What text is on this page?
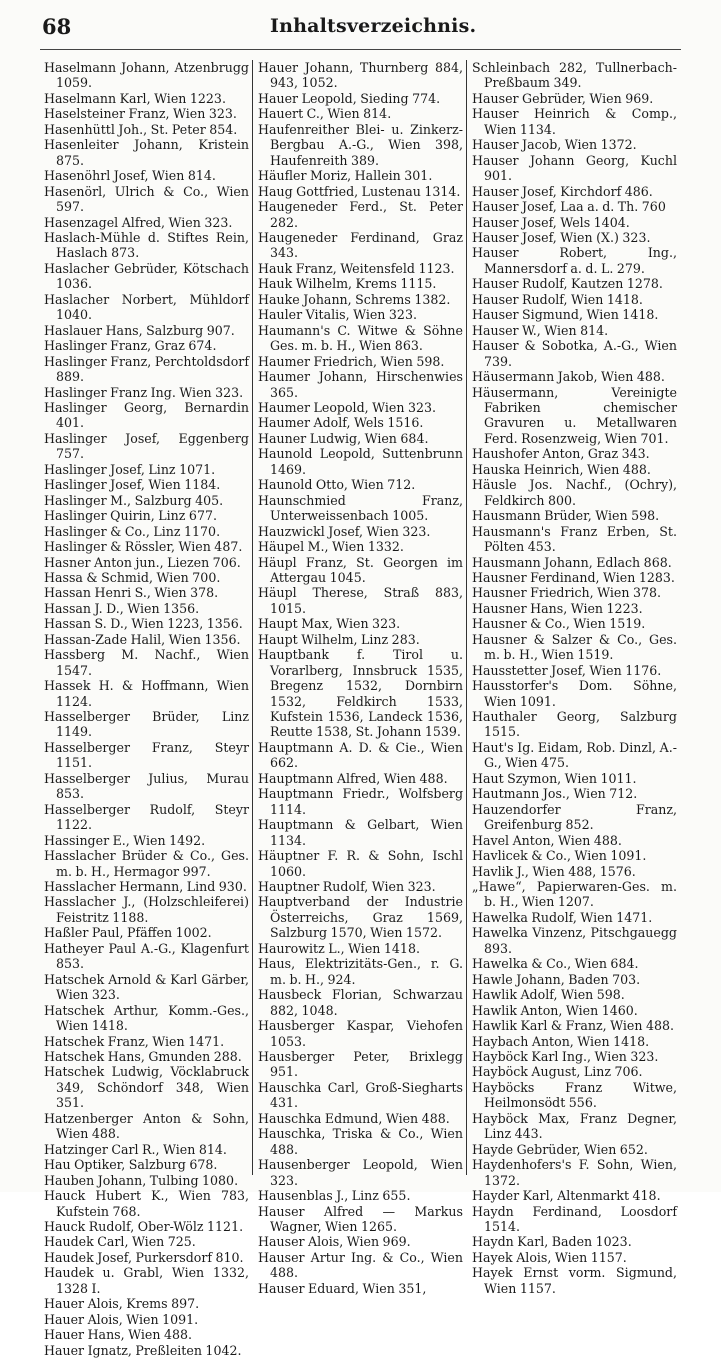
68	Inhaltsverzeichnis.

Haselmann Johann, Atzenbrugg 1059.

Haselmann Karl, Wien 1223.

Haselsteiner Franz, Wien 323.

Hasenhüttl Joh., St. Peter 854.

Hasenleiter Johann, Kristein 875.

Hasenöhrl Josef, Wien 814.

Hasenörl, Ulrich & Co., Wien 597.

Hasenzagel Alfred, Wien 323.

Haslach-Mühle d. Stiftes Rein, Haslach 873.

Haslacher Gebrüder, Kötschach 1036.

Haslacher Norbert, Mühldorf 1040.

Haslauer Hans, Salzburg 907.

Haslinger Franz, Graz 674.

Haslinger Franz, Perchtoldsdorf 889.

Haslinger Franz Ing. Wien 323.

Haslinger Georg, Bernardin 401.

Haslinger Josef, Eggenberg 757.

Haslinger Josef, Linz 1071.

Haslinger Josef, Wien 1184.

Haslinger M., Salzburg 405.

Haslinger Quirin, Linz 677.

Haslinger & Co., Linz 1170.

Haslinger & Rössler, Wien 487.

Hasner Anton jun., Liezen 706.

Hassa & Schmid, Wien 700.

Hassan Henri S., Wien 378.

Hassan J. D., Wien 1356.

Hassan S. D., Wien 1223, 1356.

Hassan-Zade Halil, Wien 1356.

Hassberg M. Nachf., Wien 1547.

Hassek H. & Hoffmann, Wien 1124.

Hasselberger Brüder, Linz 1149.

Hasselberger Franz, Steyr 1151.

Hasselberger Julius, Murau 853.

Hasselberger Rudolf, Steyr 1122.

Hassinger E., Wien 1492.

Hasslacher Brüder & Co., Ges. m. b. H., Hermagor 997.

Hasslacher Hermann, Lind 930.

Hasslacher J., (Holzschleiferei) Feistritz 1188.

Haßler Paul, Pfäffen 1002.

Hatheyer Paul A.-G., Klagenfurt 853.

Hatschek Arnold & Karl Gärber, Wien 323.

Hatschek Arthur, Komm.-Ges., Wien 1418.

Hatschek Franz, Wien 1471.

Hatschek Hans, Gmunden 288.

Hatschek Ludwig, Vöcklabruck 349, Schöndorf 348, Wien 351.

Hatzenberger Anton & Sohn, Wien 488.

Hatzinger Carl R., Wien 814.

Hau Optiker, Salzburg 678.

Hauben Johann, Tulbing 1080.

Hauck Hubert K., Wien 783, Kufstein 768.

Hauck Rudolf, Ober-Wölz 1121.

Haudek Carl, Wien 725.

Haudek Josef, Purkersdorf 810.

Haudek u. Grabl, Wien 1332, 1328 I.

Hauer Alois, Krems 897.

Hauer Alois, Wien 1091.

Hauer Hans, Wien 488.

Hauer Ignatz, Preßleiten 1042.

Hauer Johann, Thurnberg 884, 943, 1052.

Hauer Leopold, Sieding 774.

Hauert C., Wien 814.

Haufenreither Blei- u. Zinkerz-Bergbau A.-G., Wien 398, Haufenreith 389.

Häufler Moriz, Hallein 301.

Haug Gottfried, Lustenau 1314.

Haugeneder Ferd., St. Peter 282.

Haugeneder Ferdinand, Graz 343.

Hauk Franz, Weitensfeld 1123.

Hauk Wilhelm, Krems 1115.

Hauke Johann, Schrems 1382.

Hauler Vitalis, Wien 323.

Haumann's C. Witwe & Söhne Ges. m. b. H., Wien 863.

Haumer Friedrich, Wien 598.

Haumer Johann, Hirschenwies 365.

Haumer Leopold, Wien 323.

Haumer Adolf, Wels 1516.

Hauner Ludwig, Wien 684.

Haunold Leopold, Suttenbrunn 1469.

Haunold Otto, Wien 712.

Haunschmied Franz, Unterweissenbach 1005.

Hauzwickl Josef, Wien 323.

Häupel M., Wien 1332.

Häupl Franz, St. Georgen im Attergau 1045.

Häupl Therese, Straß 883, 1015.

Haupt Max, Wien 323.

Haupt Wilhelm, Linz 283.

Hauptbank f. Tirol u. Vorarlberg, Innsbruck 1535, Bregenz 1532, Dornbirn 1532, Feldkirch 1533, Kufstein 1536, Landeck 1536, Reutte 1538, St. Johann 1539.

Hauptmann A. D. & Cie., Wien 662.

Hauptmann Alfred, Wien 488.

Hauptmann Friedr., Wolfsberg 1114.

Hauptmann & Gelbart, Wien 1134.

Häuptner F. R. & Sohn, Ischl 1060.

Hauptner Rudolf, Wien 323.

Hauptverband der Industrie Österreichs, Graz 1569, Salzburg 1570, Wien 1572.

Haurowitz L., Wien 1418.

Haus, Elektrizitäts-Gen., r. G. m. b. H., 924.

Hausbeck Florian, Schwarzau 882, 1048.

Hausberger Kaspar, Viehofen 1053.

Hausberger Peter, Brixlegg 951.

Hauschka Carl, Groß-Siegharts 431.

Hauschka Edmund, Wien 488.

Hauschka, Triska & Co., Wien 488.

Hausenberger Leopold, Wien 323.

Hausenblas J., Linz 655.

Hauser Alfred — Markus Wagner, Wien 1265.

Hauser Alois, Wien 969.

Hauser Artur Ing. & Co., Wien 488.

Hauser Eduard, Wien 351,

Schleinbach 282, Tullnerbach-Preßbaum 349.

Hauser Gebrüder, Wien 969.

Hauser Heinrich & Comp., Wien 1134.

Hauser Jacob, Wien 1372.

Hauser Johann Georg, Kuchl 901.

Hauser Josef, Kirchdorf 486.

Hauser Josef, Laa a. d. Th. 760

Hauser Josef, Wels 1404.

Hauser Josef, Wien (X.) 323.

Hauser Robert, Ing., Mannersdorf a. d. L. 279.

Hauser Rudolf, Kautzen 1278.

Hauser Rudolf, Wien 1418.

Hauser Sigmund, Wien 1418.

Hauser W., Wien 814.

Hauser & Sobotka, A.-G., Wien 739.

Häusermann Jakob, Wien 488.

Häusermann, Vereinigte Fabriken chemischer Gravuren u. Metallwaren Ferd. Rosenzweig, Wien 701.

Haushofer Anton, Graz 343.

Hauska Heinrich, Wien 488.

Häusle Jos. Nachf., (Ochry), Feldkirch 800.

Hausmann Brüder, Wien 598.

Hausmann's Franz Erben, St. Pölten 453.

Hausmann Johann, Edlach 868.

Hausner Ferdinand, Wien 1283.

Hausner Friedrich, Wien 378.

Hausner Hans, Wien 1223.

Hausner & Co., Wien 1519.

Hausner & Salzer & Co., Ges. m. b. H., Wien 1519.

Hausstetter Josef, Wien 1176.

Hausstorfer's Dom. Söhne, Wien 1091.

Hauthaler Georg, Salzburg 1515.

Haut's Ig. Eidam, Rob. Dinzl, A.-G., Wien 475.

Haut Szymon, Wien 1011.

Hautmann Jos., Wien 712.

Hauzendorfer Franz, Greifenburg 852.

Havel Anton, Wien 488.

Havlicek & Co., Wien 1091.

Havlik J., Wien 488, 1576.

„Hawe“, Papierwaren-Ges. m. b. H., Wien 1207.

Hawelka Rudolf, Wien 1471.

Hawelka Vinzenz, Pitschgauegg 893.

Hawelka & Co., Wien 684.

Hawle Johann, Baden 703.

Hawlik Adolf, Wien 598.

Hawlik Anton, Wien 1460.

Hawlik Karl & Franz, Wien 488.

Haybach Anton, Wien 1418.

Hayböck Karl Ing., Wien 323.

Hayböck August, Linz 706.

Hayböcks Franz Witwe, Heilmonsödt 556.

Hayböck Max, Franz Degner, Linz 443.

Hayde Gebrüder, Wien 652.

Haydenhofers's F. Sohn, Wien, 1372.

Hayder Karl, Altenmarkt 418.

Haydn Ferdinand, Loosdorf 1514.

Haydn Karl, Baden 1023.

Hayek Alois, Wien 1157.

Hayek Ernst vorm. Sigmund, Wien 1157.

◇ ◇ ◇

*Objective:* Transcribe the whole listing exactly. Pictures are excluded.

*Result of the task:*
What text is on this page?
68	Inhaltsverzeichnis.

Haselmann Johann, Atzenbrugg 1059.

Haselmann Karl, Wien 1223.

Haselsteiner Franz, Wien 323.

Hasenhüttl Joh., St. Peter 854.

Hasenleiter Johann, Kristein 875.

Hasenöhrl Josef, Wien 814.

Hasenörl, Ulrich & Co., Wien 597.

Hasenzagel Alfred, Wien 323.

Haslach-Mühle d. Stiftes Rein, Haslach 873.

Haslacher Gebrüder, Kötschach 1036.

Haslacher Norbert, Mühldorf 1040.

Haslauer Hans, Salzburg 907.

Haslinger Franz, Graz 674.

Haslinger Franz, Perchtoldsdorf 889.

Haslinger Franz Ing. Wien 323.

Haslinger Georg, Bernardin 401.

Haslinger Josef, Eggenberg 757.

Haslinger Josef, Linz 1071.

Haslinger Josef, Wien 1184.

Haslinger M., Salzburg 405.

Haslinger Quirin, Linz 677.

Haslinger & Co., Linz 1170.

Haslinger & Rössler, Wien 487.

Hasner Anton jun., Liezen 706.

Hassa & Schmid, Wien 700.

Hassan Henri S., Wien 378.

Hassan J. D., Wien 1356.

Hassan S. D., Wien 1223, 1356.

Hassan-Zade Halil, Wien 1356.

Hassberg M. Nachf., Wien 1547.

Hassek H. & Hoffmann, Wien 1124.

Hasselberger Brüder, Linz 1149.

Hasselberger Franz, Steyr 1151.

Hasselberger Julius, Murau 853.

Hasselberger Rudolf, Steyr 1122.

Hassinger E., Wien 1492.

Hasslacher Brüder & Co., Ges. m. b. H., Hermagor 997.

Hasslacher Hermann, Lind 930.

Hasslacher J., (Holzschleiferei) Feistritz 1188.

Haßler Paul, Pfäffen 1002.

Hatheyer Paul A.-G., Klagenfurt 853.

Hatschek Arnold & Karl Gärber, Wien 323.

Hatschek Arthur, Komm.-Ges., Wien 1418.

Hatschek Franz, Wien 1471.

Hatschek Hans, Gmunden 288.

Hatschek Ludwig, Vöcklabruck 349, Schöndorf 348, Wien 351.

Hatzenberger Anton & Sohn, Wien 488.

Hatzinger Carl R., Wien 814.

Hau Optiker, Salzburg 678.

Hauben Johann, Tulbing 1080.

Hauck Hubert K., Wien 783, Kufstein 768.

Hauck Rudolf, Ober-Wölz 1121.

Haudek Carl, Wien 725.

Haudek Josef, Purkersdorf 810.

Haudek u. Grabl, Wien 1332, 1328 I.

Hauer Alois, Krems 897.

Hauer Alois, Wien 1091.

Hauer Hans, Wien 488.

Hauer Ignatz, Preßleiten 1042.

Hauer Johann, Thurnberg 884, 943, 1052.

Hauer Leopold, Sieding 774.

Hauert C., Wien 814.

Haufenreither Blei- u. Zinkerz-Bergbau A.-G., Wien 398, Haufenreith 389.

Häufler Moriz, Hallein 301.

Haug Gottfried, Lustenau 1314.

Haugeneder Ferd., St. Peter 282.

Haugeneder Ferdinand, Graz 343.

Hauk Franz, Weitensfeld 1123.

Hauk Wilhelm, Krems 1115.

Hauke Johann, Schrems 1382.

Hauler Vitalis, Wien 323.

Haumann's C. Witwe & Söhne Ges. m. b. H., Wien 863.

Haumer Friedrich, Wien 598.

Haumer Johann, Hirschenwies 365.

Haumer Leopold, Wien 323.

Haumer Adolf, Wels 1516.

Hauner Ludwig, Wien 684.

Haunold Leopold, Suttenbrunn 1469.

Haunold Otto, Wien 712.

Haunschmied Franz, Unterweissenbach 1005.

Hauzwickl Josef, Wien 323.

Häupel M., Wien 1332.

Häupl Franz, St. Georgen im Attergau 1045.

Häupl Therese, Straß 883, 1015.

Haupt Max, Wien 323.

Haupt Wilhelm, Linz 283.

Hauptbank f. Tirol u. Vorarlberg, Innsbruck 1535, Bregenz 1532, Dornbirn 1532, Feldkirch 1533, Kufstein 1536, Landeck 1536, Reutte 1538, St. Johann 1539.

Hauptmann A. D. & Cie., Wien 662.

Hauptmann Alfred, Wien 488.

Hauptmann Friedr., Wolfsberg 1114.

Hauptmann & Gelbart, Wien 1134.

Häuptner F. R. & Sohn, Ischl 1060.

Hauptner Rudolf, Wien 323.

Hauptverband der Industrie Österreichs, Graz 1569, Salzburg 1570, Wien 1572.

Haurowitz L., Wien 1418.

Haus, Elektrizitäts-Gen., r. G. m. b. H., 924.

Hausbeck Florian, Schwarzau 882, 1048.

Hausberger Kaspar, Viehofen 1053.

Hausberger Peter, Brixlegg 951.

Hauschka Carl, Groß-Siegharts 431.

Hauschka Edmund, Wien 488.

Hauschka, Triska & Co., Wien 488.

Hausenberger Leopold, Wien 323.

Hausenblas J., Linz 655.

Hauser Alfred — Markus Wagner, Wien 1265.

Hauser Alois, Wien 969.

Hauser Artur Ing. & Co., Wien 488.

Hauser Eduard, Wien 351,

Schleinbach 282, Tullnerbach-Preßbaum 349.

Hauser Gebrüder, Wien 969.

Hauser Heinrich & Comp., Wien 1134.

Hauser Jacob, Wien 1372.

Hauser Johann Georg, Kuchl 901.

Hauser Josef, Kirchdorf 486.

Hauser Josef, Laa a. d. Th. 760

Hauser Josef, Wels 1404.

Hauser Josef, Wien (X.) 323.

Hauser Robert, Ing., Mannersdorf a. d. L. 279.

Hauser Rudolf, Kautzen 1278.

Hauser Rudolf, Wien 1418.

Hauser Sigmund, Wien 1418.

Hauser W., Wien 814.

Hauser & Sobotka, A.-G., Wien 739.

Häusermann Jakob, Wien 488.

Häusermann, Vereinigte Fabriken chemischer Gravuren u. Metallwaren Ferd. Rosenzweig, Wien 701.

Haushofer Anton, Graz 343.

Hauska Heinrich, Wien 488.

Häusle Jos. Nachf., (Ochry), Feldkirch 800.

Hausmann Brüder, Wien 598.

Hausmann's Franz Erben, St. Pölten 453.

Hausmann Johann, Edlach 868.

Hausner Ferdinand, Wien 1283.

Hausner Friedrich, Wien 378.

Hausner Hans, Wien 1223.

Hausner & Co., Wien 1519.

Hausner & Salzer & Co., Ges. m. b. H., Wien 1519.

Hausstetter Josef, Wien 1176.

Hausstorfer's Dom. Söhne, Wien 1091.

Hauthaler Georg, Salzburg 1515.

Haut's Ig. Eidam, Rob. Dinzl, A.-G., Wien 475.

Haut Szymon, Wien 1011.

Hautmann Jos., Wien 712.

Hauzendorfer Franz, Greifenburg 852.

Havel Anton, Wien 488.

Havlicek & Co., Wien 1091.

Havlik J., Wien 488, 1576.

„Hawe“, Papierwaren-Ges. m. b. H., Wien 1207.

Hawelka Rudolf, Wien 1471.

Hawelka Vinzenz, Pitschgauegg 893.

Hawelka & Co., Wien 684.

Hawle Johann, Baden 703.

Hawlik Adolf, Wien 598.

Hawlik Anton, Wien 1460.

Hawlik Karl & Franz, Wien 488.

Haybach Anton, Wien 1418.

Hayböck Karl Ing., Wien 323.

Hayböck August, Linz 706.

Hayböcks Franz Witwe, Heilmonsödt 556.

Hayböck Max, Franz Degner, Linz 443.

Hayde Gebrüder, Wien 652.

Haydenhofers's F. Sohn, Wien, 1372.

Hayder Karl, Altenmarkt 418.

Haydn Ferdinand, Loosdorf 1514.

Haydn Karl, Baden 1023.

Hayek Alois, Wien 1157.

Hayek Ernst vorm. Sigmund, Wien 1157.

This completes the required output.